## Start
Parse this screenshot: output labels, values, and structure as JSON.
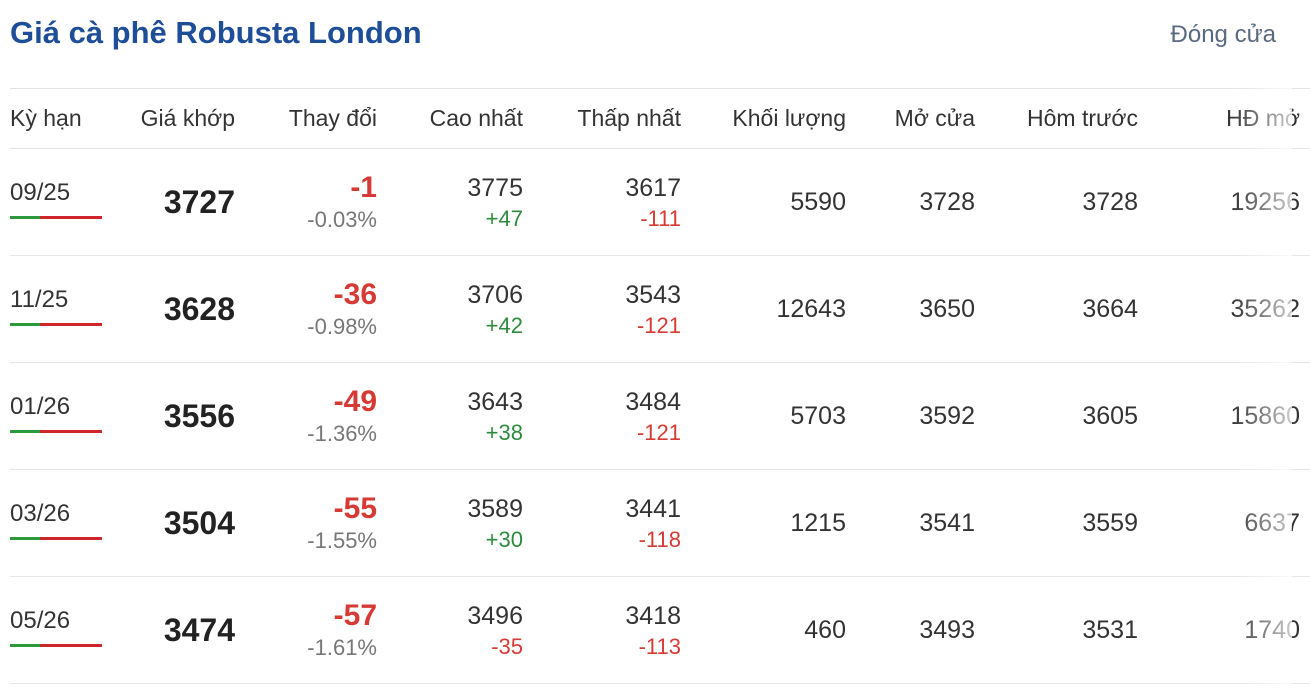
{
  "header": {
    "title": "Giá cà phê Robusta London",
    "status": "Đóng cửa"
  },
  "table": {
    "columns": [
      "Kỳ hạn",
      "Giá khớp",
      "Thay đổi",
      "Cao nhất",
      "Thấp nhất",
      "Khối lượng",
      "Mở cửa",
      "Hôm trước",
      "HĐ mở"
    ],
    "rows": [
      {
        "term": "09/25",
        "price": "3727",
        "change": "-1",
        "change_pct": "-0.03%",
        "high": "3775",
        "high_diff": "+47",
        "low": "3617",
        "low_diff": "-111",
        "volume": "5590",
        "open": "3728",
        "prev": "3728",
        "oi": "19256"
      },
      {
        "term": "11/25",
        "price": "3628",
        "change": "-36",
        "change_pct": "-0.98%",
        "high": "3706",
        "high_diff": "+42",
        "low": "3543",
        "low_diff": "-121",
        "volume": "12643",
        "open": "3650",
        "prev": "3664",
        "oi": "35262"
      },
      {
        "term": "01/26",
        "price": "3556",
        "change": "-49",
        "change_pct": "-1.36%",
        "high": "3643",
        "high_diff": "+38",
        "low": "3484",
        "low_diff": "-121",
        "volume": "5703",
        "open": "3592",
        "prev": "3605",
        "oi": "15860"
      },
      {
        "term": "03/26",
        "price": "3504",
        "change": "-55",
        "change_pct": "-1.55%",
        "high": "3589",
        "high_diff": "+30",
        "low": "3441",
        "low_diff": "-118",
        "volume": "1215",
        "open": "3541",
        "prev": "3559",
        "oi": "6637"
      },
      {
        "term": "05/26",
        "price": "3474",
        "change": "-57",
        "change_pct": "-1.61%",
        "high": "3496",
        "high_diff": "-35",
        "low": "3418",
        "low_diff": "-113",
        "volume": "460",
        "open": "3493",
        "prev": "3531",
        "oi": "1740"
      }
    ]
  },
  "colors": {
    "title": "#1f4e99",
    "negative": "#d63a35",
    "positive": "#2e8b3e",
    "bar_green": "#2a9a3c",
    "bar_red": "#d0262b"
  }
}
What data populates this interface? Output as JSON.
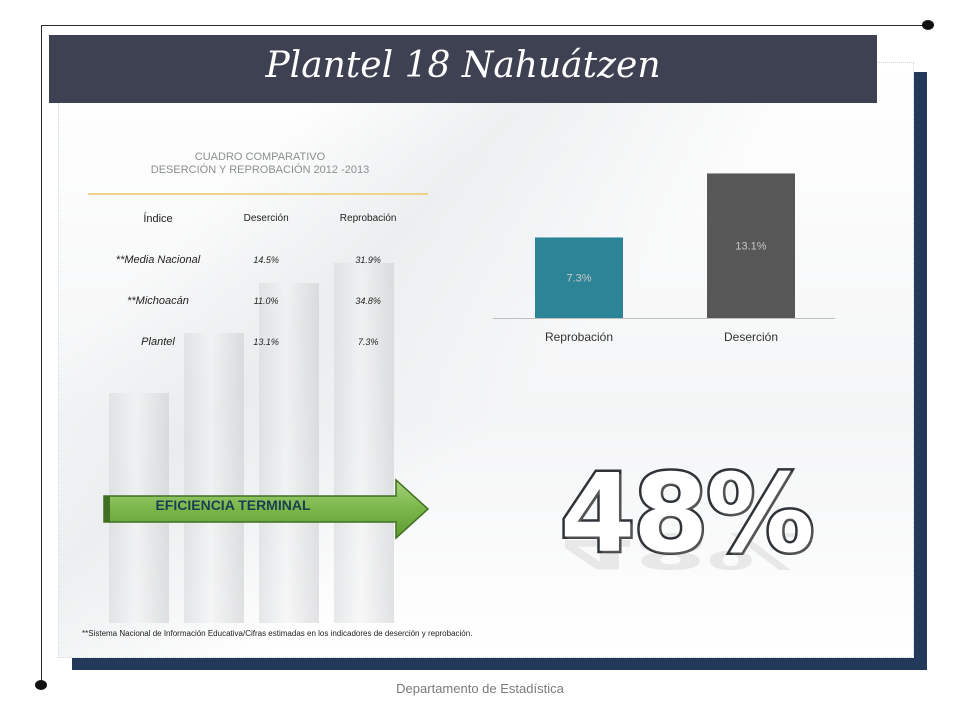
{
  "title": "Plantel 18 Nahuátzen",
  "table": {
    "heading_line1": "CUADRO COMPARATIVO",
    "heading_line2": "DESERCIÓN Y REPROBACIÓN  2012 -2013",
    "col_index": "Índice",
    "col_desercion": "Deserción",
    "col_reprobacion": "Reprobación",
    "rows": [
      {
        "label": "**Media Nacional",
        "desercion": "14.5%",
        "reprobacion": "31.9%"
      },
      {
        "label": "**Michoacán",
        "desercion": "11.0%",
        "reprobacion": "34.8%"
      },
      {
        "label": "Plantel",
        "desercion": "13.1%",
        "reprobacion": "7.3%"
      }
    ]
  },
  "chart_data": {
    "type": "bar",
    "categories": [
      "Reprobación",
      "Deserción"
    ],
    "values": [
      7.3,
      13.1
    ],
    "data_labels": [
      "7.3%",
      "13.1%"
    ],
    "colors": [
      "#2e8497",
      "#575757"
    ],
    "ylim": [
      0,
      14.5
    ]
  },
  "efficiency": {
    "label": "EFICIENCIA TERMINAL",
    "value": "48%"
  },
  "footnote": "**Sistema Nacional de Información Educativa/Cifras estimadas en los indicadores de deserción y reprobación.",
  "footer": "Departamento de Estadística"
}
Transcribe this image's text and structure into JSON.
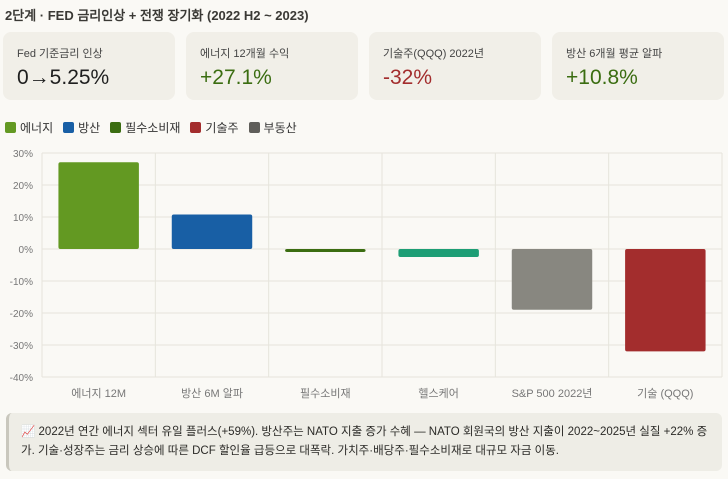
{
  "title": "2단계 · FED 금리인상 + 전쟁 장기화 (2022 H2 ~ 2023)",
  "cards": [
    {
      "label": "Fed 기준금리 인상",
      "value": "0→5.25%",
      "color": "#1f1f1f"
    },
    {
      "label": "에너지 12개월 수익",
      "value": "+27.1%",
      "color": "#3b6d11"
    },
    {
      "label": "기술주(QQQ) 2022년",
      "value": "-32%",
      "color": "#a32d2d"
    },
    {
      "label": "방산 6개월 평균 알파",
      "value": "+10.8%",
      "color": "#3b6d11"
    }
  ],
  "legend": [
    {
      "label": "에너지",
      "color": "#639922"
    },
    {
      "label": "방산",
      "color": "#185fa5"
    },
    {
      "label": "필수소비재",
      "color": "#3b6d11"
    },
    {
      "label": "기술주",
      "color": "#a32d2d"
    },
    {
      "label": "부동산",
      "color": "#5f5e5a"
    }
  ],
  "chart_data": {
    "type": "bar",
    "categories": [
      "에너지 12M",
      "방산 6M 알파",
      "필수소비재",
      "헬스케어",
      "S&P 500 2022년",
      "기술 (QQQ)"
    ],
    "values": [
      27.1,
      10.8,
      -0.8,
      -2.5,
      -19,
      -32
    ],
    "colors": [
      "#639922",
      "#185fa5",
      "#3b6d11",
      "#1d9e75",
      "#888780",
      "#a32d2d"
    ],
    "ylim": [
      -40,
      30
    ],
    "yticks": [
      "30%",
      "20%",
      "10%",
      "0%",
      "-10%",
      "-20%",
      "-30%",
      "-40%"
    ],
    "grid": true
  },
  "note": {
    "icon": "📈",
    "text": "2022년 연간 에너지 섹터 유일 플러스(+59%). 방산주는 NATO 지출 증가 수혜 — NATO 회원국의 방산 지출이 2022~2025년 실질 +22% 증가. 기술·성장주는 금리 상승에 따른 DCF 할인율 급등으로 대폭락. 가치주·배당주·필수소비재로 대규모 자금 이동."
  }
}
## End
• [What the task requires]
Return every line in the listing that contains the word "Plantel".

• [The reply]
  "title": "Plantel 18 Nahuátzen",
        "label": "Plantel",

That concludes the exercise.